__Text under study__
------------------------------
Let's just say, it organizes your price breakdowns and allows for easy retrieval of price subgroups and subtotals, as well as simple serialization for your receipts.

Install

gem install has_price

In Rails you will automatically get has_price in models. Everywhere else you would need to include it yourself.

include HasPrice::HasPrice

Organize

Say you have a Product class with some attributes which price depends on. For this example assume that base_price, federal_tax, and state_tax are integer attributes on a Product model.

class Product < ActiveRecord::Base
  has_many :discounts
end

has_price provides a small DSL with two methods, item and group, to help you organize this.

class Product < ActiveRecord::Base
  has_many :discounts

  has_price do
    item base_price, "base"

    group "taxes" do
      item federal_tax, "federal"
      item state_tax, "state"
    end

    group "discounts" do
      discounts.each do |discount|
        item discount.amount, discount.title
      end
    end
  end

end

This builds an instance method price on products which returns a Hash-like structure with some extra features. Now you can use it as so.
------------------------------
__Data for review__
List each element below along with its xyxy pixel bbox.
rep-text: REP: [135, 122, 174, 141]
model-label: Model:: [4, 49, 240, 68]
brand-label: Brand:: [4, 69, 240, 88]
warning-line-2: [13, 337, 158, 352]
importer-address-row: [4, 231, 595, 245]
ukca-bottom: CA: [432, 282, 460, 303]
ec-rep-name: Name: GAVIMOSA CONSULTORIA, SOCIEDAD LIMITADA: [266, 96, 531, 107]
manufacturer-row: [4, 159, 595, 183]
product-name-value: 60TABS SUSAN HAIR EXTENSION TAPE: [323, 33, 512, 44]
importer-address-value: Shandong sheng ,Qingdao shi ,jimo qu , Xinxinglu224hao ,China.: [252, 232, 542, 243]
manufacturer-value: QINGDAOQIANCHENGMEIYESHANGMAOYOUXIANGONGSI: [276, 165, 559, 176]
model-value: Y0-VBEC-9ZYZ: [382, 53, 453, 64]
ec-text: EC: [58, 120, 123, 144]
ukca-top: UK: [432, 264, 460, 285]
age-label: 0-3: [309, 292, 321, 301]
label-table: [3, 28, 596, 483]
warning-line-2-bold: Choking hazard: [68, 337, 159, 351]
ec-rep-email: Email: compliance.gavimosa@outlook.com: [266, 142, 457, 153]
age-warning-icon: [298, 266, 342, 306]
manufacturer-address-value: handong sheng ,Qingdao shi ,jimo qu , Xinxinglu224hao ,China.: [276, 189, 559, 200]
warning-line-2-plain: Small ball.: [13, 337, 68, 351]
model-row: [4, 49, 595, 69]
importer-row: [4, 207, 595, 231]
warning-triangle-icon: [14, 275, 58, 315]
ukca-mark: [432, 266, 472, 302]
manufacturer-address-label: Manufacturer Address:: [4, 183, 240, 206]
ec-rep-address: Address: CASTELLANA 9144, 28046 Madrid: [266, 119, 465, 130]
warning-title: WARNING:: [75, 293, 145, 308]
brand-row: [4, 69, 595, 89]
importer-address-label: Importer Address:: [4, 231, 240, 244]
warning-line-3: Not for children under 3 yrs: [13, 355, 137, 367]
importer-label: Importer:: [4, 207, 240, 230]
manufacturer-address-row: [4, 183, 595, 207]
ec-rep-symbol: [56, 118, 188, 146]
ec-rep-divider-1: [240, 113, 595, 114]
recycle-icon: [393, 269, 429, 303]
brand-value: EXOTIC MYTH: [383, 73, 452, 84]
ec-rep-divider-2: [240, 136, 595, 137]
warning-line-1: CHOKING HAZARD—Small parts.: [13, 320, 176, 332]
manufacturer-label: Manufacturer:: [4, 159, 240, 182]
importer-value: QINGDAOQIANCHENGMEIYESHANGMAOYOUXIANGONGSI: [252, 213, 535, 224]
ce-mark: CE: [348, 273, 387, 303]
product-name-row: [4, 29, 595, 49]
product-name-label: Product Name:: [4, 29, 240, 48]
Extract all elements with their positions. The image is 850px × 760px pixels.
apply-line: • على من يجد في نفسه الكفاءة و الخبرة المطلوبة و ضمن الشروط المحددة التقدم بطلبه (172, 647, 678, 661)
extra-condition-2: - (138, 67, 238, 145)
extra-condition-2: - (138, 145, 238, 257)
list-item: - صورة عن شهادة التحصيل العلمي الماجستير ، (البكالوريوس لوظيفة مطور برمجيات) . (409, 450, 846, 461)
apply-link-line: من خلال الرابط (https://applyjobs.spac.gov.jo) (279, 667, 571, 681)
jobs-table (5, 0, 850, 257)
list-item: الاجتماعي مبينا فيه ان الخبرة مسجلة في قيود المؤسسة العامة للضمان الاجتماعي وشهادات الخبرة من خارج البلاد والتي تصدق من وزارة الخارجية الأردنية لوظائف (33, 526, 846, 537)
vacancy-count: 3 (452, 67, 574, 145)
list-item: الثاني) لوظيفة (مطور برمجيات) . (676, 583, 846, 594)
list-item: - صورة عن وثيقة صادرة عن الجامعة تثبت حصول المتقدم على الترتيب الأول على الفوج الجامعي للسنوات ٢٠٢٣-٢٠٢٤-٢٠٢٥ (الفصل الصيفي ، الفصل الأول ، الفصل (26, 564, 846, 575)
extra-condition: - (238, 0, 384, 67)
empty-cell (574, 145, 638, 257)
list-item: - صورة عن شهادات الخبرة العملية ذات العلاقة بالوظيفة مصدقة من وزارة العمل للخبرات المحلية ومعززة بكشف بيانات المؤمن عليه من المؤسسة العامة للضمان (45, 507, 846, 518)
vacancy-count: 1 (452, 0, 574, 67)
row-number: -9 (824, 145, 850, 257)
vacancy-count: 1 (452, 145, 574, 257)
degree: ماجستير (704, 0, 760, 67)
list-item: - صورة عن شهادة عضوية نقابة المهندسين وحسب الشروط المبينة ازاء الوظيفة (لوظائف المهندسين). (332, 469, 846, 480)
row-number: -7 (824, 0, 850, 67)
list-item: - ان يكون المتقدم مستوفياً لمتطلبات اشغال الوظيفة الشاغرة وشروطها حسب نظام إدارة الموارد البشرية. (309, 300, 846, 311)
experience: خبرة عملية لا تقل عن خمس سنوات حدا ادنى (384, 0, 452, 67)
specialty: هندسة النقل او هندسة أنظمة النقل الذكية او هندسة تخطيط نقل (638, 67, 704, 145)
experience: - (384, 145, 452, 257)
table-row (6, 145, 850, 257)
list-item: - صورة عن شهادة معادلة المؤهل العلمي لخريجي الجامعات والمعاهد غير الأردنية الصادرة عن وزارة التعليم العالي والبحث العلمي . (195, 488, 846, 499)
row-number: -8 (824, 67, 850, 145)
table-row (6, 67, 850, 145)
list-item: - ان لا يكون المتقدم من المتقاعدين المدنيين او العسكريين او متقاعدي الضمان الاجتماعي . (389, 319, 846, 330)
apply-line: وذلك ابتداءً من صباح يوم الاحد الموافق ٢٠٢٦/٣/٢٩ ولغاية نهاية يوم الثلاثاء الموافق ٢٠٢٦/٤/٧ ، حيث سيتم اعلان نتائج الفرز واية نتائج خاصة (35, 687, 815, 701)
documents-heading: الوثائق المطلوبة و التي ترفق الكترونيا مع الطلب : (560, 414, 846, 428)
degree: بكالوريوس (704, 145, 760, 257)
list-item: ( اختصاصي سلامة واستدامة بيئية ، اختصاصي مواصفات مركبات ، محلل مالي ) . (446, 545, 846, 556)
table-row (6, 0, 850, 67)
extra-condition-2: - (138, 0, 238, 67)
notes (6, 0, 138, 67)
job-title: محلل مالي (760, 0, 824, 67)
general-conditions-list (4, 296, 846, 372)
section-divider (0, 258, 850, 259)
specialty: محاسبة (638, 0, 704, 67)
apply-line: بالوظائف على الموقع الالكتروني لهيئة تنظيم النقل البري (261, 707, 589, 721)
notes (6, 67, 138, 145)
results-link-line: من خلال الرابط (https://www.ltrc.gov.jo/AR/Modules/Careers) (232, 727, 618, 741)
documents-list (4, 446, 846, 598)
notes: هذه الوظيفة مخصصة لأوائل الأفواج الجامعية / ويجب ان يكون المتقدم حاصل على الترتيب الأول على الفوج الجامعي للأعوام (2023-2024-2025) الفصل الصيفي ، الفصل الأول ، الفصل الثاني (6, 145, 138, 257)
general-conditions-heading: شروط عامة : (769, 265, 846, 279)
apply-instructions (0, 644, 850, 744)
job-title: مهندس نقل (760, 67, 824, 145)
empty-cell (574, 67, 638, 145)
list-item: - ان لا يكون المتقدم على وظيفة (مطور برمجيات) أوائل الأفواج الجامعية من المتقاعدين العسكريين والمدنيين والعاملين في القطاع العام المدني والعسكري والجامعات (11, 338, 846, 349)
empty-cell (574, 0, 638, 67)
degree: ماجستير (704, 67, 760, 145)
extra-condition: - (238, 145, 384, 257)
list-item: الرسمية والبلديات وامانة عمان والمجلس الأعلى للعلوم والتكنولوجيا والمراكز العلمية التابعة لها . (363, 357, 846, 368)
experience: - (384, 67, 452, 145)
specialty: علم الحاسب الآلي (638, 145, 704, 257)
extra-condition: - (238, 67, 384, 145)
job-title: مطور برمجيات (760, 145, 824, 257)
------------------------------
__Problems and tasks__
**A)** According to the has_price passage, which two methods does its small DSL provide?
**B)** Write out everything in the has_price passage from "In Rails you" down to "a Product model.".
**C)** Pick up the has_price passage after its last sentence and carry it on.

__Outputs in order__
**A)** The DSL provides the methods item and group.

**B)**
In Rails you will automatically get has_price in models. Everywhere else you would need to include it yourself.

include HasPrice::HasPrice

Organize

Say you have a Product class with some attributes which price depends on. For this example assume that base_price, federal_tax, and state_tax are integer attributes on a Product model.

**C)**
# Hypothetically, the actual numbers are stored in the aforementioned attributes on your model.
  
product = Product.find(1)
product.price               # => Price hash-like object
product.price.total         # => 500
product.price.base          # => 400
product.price.taxes         # => Price hash-like object
product.price.taxes.federal # => 50
product.price.taxes.total   # => 100
product.discounts.total     # => -50

Serialize

Price object actually inherits from a plain old Hash. Therefore, serialization should work out of the box.

class Receipt < ActiveRecord::Base
  serialize :price, Hash
end

Now passing the whole price breakdown into receipt is as simple as receipt.price = product.price.